* begin Data to use *

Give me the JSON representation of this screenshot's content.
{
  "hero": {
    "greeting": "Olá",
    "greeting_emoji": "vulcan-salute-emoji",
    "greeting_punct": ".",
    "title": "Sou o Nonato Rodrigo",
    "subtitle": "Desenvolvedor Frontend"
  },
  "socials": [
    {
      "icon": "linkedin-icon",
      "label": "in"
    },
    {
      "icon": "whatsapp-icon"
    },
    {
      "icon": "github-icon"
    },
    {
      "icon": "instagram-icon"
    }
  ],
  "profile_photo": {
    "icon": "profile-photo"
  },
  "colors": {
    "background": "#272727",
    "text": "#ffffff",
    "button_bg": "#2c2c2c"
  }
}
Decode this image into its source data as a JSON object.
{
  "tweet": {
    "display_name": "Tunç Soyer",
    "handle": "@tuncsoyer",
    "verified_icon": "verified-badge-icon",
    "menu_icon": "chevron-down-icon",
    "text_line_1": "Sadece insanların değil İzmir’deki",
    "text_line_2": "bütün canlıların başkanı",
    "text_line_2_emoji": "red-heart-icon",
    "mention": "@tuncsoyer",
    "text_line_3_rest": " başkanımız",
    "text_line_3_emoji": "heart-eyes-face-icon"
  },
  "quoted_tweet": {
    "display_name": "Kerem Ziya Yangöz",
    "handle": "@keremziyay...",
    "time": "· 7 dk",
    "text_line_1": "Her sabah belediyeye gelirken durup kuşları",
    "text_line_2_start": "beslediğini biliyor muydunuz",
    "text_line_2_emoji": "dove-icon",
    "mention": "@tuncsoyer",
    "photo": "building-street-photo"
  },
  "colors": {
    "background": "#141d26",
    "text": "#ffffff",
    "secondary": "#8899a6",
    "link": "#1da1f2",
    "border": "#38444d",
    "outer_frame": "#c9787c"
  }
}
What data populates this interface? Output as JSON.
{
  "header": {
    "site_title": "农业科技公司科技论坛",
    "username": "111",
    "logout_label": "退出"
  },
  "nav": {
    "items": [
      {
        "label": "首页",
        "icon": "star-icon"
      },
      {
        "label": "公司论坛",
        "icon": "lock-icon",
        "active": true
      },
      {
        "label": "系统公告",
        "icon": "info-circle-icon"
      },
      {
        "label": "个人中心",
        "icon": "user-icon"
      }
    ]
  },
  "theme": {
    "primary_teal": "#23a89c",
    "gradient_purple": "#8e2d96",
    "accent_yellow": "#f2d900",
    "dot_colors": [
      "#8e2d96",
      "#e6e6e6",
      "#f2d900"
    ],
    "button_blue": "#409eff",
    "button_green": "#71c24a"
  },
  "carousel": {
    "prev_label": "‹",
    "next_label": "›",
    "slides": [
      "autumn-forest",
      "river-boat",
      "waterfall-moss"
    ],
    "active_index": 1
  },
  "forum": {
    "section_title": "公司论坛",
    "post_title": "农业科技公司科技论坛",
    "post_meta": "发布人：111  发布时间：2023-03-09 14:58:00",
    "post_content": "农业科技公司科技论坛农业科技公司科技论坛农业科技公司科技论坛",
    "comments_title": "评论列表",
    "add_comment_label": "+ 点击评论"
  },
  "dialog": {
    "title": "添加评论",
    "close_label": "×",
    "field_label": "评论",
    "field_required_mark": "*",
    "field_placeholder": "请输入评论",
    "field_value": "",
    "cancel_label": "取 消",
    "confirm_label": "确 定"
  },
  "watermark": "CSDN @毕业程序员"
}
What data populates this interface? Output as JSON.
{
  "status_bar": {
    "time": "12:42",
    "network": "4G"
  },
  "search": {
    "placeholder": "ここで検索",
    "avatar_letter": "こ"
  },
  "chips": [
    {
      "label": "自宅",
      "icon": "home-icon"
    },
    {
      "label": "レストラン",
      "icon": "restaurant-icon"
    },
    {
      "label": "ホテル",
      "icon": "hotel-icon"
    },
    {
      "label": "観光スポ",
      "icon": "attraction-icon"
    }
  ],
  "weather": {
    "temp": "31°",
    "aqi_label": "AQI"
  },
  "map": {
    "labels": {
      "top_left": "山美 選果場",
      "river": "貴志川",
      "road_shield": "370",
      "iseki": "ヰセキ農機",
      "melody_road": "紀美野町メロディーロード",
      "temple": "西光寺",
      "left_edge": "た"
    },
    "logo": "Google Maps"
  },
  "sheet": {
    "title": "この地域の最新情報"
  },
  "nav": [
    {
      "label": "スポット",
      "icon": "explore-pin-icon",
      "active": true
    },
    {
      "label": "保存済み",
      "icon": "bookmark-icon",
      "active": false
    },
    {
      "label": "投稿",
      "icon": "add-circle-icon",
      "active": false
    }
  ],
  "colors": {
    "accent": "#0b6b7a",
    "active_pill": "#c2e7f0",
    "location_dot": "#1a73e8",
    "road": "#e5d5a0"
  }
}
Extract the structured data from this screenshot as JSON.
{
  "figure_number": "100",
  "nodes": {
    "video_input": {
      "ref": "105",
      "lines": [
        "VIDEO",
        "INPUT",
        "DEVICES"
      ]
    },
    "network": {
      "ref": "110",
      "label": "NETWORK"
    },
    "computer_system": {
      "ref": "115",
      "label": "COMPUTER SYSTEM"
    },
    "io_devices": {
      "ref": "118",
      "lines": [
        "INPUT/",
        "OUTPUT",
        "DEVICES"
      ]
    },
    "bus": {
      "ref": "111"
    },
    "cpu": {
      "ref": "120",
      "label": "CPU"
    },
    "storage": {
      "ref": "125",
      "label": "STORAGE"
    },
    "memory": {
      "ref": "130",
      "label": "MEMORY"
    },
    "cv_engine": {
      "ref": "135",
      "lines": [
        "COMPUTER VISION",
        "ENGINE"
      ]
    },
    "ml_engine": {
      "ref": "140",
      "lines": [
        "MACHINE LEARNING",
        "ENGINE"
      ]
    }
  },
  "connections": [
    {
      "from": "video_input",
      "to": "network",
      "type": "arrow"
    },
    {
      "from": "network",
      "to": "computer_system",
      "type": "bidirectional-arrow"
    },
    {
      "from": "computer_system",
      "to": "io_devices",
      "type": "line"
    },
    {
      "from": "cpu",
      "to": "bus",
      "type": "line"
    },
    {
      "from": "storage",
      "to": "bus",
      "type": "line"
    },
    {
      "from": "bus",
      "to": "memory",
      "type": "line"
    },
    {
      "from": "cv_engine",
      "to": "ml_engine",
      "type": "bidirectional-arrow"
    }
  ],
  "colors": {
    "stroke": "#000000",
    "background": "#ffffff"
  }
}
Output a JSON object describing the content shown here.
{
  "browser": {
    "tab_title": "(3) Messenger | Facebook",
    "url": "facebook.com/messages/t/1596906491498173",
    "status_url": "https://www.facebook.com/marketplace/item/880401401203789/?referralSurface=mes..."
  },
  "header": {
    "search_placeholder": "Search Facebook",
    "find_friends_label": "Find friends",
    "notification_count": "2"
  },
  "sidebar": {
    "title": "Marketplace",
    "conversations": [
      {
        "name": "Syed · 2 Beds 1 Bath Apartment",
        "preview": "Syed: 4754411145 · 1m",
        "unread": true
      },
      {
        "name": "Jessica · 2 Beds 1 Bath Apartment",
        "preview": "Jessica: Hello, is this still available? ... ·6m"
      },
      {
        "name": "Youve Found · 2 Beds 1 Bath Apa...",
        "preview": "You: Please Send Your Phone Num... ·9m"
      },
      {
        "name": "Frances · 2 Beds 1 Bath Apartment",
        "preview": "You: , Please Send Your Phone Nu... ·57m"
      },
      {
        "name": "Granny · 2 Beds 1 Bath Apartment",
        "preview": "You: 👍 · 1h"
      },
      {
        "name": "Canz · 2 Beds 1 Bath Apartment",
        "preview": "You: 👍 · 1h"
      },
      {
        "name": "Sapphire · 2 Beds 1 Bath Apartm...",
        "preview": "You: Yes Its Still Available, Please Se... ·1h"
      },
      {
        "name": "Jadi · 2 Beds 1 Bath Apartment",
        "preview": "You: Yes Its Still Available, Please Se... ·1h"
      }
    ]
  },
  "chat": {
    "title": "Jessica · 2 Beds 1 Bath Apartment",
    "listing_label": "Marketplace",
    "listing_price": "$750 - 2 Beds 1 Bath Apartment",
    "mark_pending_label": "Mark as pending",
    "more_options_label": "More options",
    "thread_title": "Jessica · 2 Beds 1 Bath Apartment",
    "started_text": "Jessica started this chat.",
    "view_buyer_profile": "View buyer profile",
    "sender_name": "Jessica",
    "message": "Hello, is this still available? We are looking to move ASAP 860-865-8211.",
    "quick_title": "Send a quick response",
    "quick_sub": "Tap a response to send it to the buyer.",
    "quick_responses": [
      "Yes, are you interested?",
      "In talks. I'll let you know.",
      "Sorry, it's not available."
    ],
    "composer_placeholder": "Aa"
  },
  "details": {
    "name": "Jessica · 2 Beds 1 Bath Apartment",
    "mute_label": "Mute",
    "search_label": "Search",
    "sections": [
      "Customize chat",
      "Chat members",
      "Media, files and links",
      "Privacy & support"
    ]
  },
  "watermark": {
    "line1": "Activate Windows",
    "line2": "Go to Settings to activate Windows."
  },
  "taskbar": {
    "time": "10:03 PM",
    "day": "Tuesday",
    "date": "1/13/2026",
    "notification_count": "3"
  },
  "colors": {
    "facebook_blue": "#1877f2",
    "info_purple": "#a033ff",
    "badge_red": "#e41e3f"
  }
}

* end Data to use *

> Instruction
Select and copy every line of the material that holds the string "heart".

> Response
    "text_line_2_emoji": "red-heart-icon",
    "text_line_3_emoji": "heart-eyes-face-icon"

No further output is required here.